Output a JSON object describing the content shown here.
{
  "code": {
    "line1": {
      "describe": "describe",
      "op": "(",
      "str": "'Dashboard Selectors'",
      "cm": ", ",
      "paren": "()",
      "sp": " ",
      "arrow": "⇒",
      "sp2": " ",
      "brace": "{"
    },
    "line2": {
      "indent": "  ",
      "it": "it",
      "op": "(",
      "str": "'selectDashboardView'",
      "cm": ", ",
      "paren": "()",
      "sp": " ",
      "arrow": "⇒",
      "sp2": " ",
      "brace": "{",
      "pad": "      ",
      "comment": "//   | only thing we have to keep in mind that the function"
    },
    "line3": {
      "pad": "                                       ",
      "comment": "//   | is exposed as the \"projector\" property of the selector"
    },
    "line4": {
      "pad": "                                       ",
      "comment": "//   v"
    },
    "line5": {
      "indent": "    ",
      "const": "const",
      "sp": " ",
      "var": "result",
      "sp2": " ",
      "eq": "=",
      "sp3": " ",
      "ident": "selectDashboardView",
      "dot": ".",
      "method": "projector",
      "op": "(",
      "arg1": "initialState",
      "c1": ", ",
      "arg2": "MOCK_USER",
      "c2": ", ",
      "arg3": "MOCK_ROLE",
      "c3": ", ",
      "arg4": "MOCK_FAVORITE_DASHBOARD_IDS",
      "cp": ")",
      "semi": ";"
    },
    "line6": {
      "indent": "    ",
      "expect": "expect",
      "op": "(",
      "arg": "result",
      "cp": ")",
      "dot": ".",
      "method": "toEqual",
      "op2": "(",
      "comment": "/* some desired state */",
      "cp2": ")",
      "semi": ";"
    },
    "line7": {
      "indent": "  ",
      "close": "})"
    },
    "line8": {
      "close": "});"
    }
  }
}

[To do] Write out every line exactly as it stands.

[Correct output]
Output a JSON object describing the content shown here.
{
  "code": {
    "line1": {
      "describe": "describe",
      "op": "(",
      "str": "'Dashboard Selectors'",
      "cm": ", ",
      "paren": "()",
      "sp": " ",
      "arrow": "⇒",
      "sp2": " ",
      "brace": "{"
    },
    "line2": {
      "indent": "  ",
      "it": "it",
      "op": "(",
      "str": "'selectDashboardView'",
      "cm": ", ",
      "paren": "()",
      "sp": " ",
      "arrow": "⇒",
      "sp2": " ",
      "brace": "{",
      "pad": "      ",
      "comment": "//   | only thing we have to keep in mind that the function"
    },
    "line3": {
      "pad": "                                       ",
      "comment": "//   | is exposed as the \"projector\" property of the selector"
    },
    "line4": {
      "pad": "                                       ",
      "comment": "//   v"
    },
    "line5": {
      "indent": "    ",
      "const": "const",
      "sp": " ",
      "var": "result",
      "sp2": " ",
      "eq": "=",
      "sp3": " ",
      "ident": "selectDashboardView",
      "dot": ".",
      "method": "projector",
      "op": "(",
      "arg1": "initialState",
      "c1": ", ",
      "arg2": "MOCK_USER",
      "c2": ", ",
      "arg3": "MOCK_ROLE",
      "c3": ", ",
      "arg4": "MOCK_FAVORITE_DASHBOARD_IDS",
      "cp": ")",
      "semi": ";"
    },
    "line6": {
      "indent": "    ",
      "expect": "expect",
      "op": "(",
      "arg": "result",
      "cp": ")",
      "dot": ".",
      "method": "toEqual",
      "op2": "(",
      "comment": "/* some desired state */",
      "cp2": ")",
      "semi": ";"
    },
    "line7": {
      "indent": "  ",
      "close": "})"
    },
    "line8": {
      "close": "});"
    }
  }
}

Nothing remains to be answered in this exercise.